*The exercise:*
Copy the material line for line, beginning at the line that contains "List every element" and stopping after the line that contains "text-line: 100%。运用党建信息化平台平台，浏览党建工作信息资讯、 (145, 370, 810, 397)".

*Input material:*
# # # # #
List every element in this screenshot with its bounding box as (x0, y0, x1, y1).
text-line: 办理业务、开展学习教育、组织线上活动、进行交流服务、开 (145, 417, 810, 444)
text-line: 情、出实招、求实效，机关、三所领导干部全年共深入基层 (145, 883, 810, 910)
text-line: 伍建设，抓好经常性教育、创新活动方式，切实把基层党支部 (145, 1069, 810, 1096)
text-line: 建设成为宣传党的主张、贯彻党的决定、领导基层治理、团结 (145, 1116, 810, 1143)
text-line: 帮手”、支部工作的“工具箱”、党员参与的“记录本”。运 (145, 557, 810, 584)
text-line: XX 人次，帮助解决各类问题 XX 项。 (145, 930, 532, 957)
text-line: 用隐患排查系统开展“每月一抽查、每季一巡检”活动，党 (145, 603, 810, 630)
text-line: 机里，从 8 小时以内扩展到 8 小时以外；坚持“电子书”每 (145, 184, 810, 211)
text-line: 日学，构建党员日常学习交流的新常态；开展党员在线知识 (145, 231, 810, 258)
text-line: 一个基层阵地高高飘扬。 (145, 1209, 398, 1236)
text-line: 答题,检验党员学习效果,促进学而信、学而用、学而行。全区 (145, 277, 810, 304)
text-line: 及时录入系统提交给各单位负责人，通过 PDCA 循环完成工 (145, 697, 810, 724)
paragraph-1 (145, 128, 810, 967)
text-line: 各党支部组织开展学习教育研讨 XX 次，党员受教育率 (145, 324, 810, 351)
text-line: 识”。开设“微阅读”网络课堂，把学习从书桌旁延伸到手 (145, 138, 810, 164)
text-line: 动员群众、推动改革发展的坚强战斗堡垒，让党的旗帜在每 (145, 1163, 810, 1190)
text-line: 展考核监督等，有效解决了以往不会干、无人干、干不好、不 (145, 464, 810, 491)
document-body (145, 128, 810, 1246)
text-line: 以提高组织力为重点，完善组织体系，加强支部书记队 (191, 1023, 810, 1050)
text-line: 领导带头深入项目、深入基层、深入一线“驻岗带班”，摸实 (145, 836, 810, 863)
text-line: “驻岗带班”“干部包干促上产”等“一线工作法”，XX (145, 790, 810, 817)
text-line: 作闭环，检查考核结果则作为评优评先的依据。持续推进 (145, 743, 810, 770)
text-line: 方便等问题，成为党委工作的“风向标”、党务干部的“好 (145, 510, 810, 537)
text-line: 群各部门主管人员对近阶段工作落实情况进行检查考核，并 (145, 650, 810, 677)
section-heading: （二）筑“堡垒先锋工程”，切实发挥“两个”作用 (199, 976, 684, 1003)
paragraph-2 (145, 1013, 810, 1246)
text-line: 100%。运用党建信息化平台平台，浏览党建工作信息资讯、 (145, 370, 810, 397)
# # # # #
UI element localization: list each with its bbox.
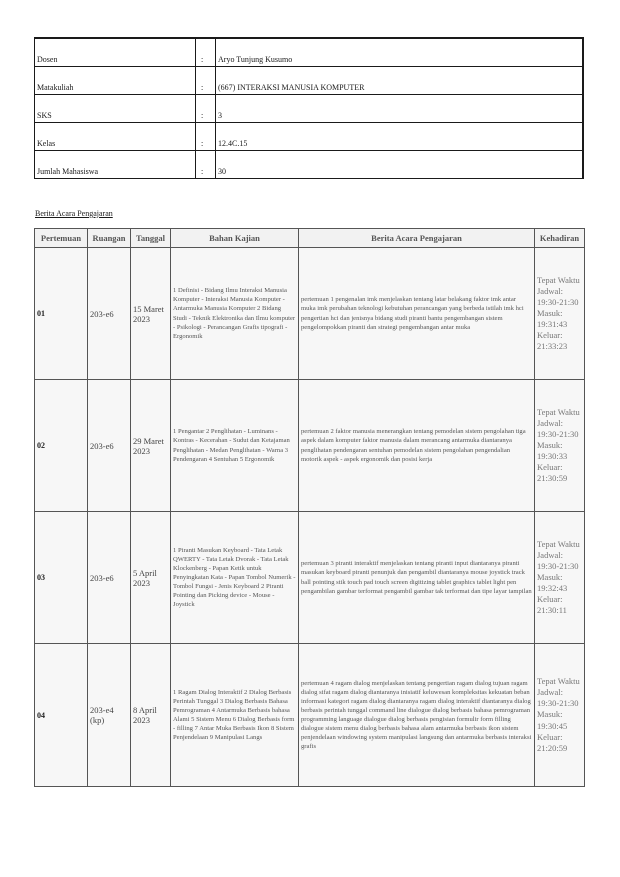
# # # # #
*Solution for this problem:*
List every element in this screenshot with its bounding box as (x0, y0, x1, y1).
text-line: 办理业务、开展学习教育、组织线上活动、进行交流服务、开 (145, 417, 810, 444)
text-line: 情、出实招、求实效，机关、三所领导干部全年共深入基层 (145, 883, 810, 910)
text-line: 伍建设，抓好经常性教育、创新活动方式，切实把基层党支部 (145, 1069, 810, 1096)
text-line: 建设成为宣传党的主张、贯彻党的决定、领导基层治理、团结 (145, 1116, 810, 1143)
text-line: 帮手”、支部工作的“工具箱”、党员参与的“记录本”。运 (145, 557, 810, 584)
text-line: XX 人次，帮助解决各类问题 XX 项。 (145, 930, 532, 957)
text-line: 用隐患排查系统开展“每月一抽查、每季一巡检”活动，党 (145, 603, 810, 630)
text-line: 机里，从 8 小时以内扩展到 8 小时以外；坚持“电子书”每 (145, 184, 810, 211)
text-line: 日学，构建党员日常学习交流的新常态；开展党员在线知识 (145, 231, 810, 258)
text-line: 一个基层阵地高高飘扬。 (145, 1209, 398, 1236)
text-line: 答题,检验党员学习效果,促进学而信、学而用、学而行。全区 (145, 277, 810, 304)
text-line: 及时录入系统提交给各单位负责人，通过 PDCA 循环完成工 (145, 697, 810, 724)
paragraph-1 (145, 128, 810, 967)
text-line: 各党支部组织开展学习教育研讨 XX 次，党员受教育率 (145, 324, 810, 351)
text-line: 识”。开设“微阅读”网络课堂，把学习从书桌旁延伸到手 (145, 138, 810, 164)
text-line: 动员群众、推动改革发展的坚强战斗堡垒，让党的旗帜在每 (145, 1163, 810, 1190)
text-line: 展考核监督等，有效解决了以往不会干、无人干、干不好、不 (145, 464, 810, 491)
document-body (145, 128, 810, 1246)
text-line: 以提高组织力为重点，完善组织体系，加强支部书记队 (191, 1023, 810, 1050)
text-line: 领导带头深入项目、深入基层、深入一线“驻岗带班”，摸实 (145, 836, 810, 863)
text-line: “驻岗带班”“干部包干促上产”等“一线工作法”，XX (145, 790, 810, 817)
text-line: 作闭环，检查考核结果则作为评优评先的依据。持续推进 (145, 743, 810, 770)
text-line: 方便等问题，成为党委工作的“风向标”、党务干部的“好 (145, 510, 810, 537)
text-line: 群各部门主管人员对近阶段工作落实情况进行检查考核，并 (145, 650, 810, 677)
section-heading: （二）筑“堡垒先锋工程”，切实发挥“两个”作用 (199, 976, 684, 1003)
paragraph-2 (145, 1013, 810, 1246)
text-line: 100%。运用党建信息化平台平台，浏览党建工作信息资讯、 (145, 370, 810, 397)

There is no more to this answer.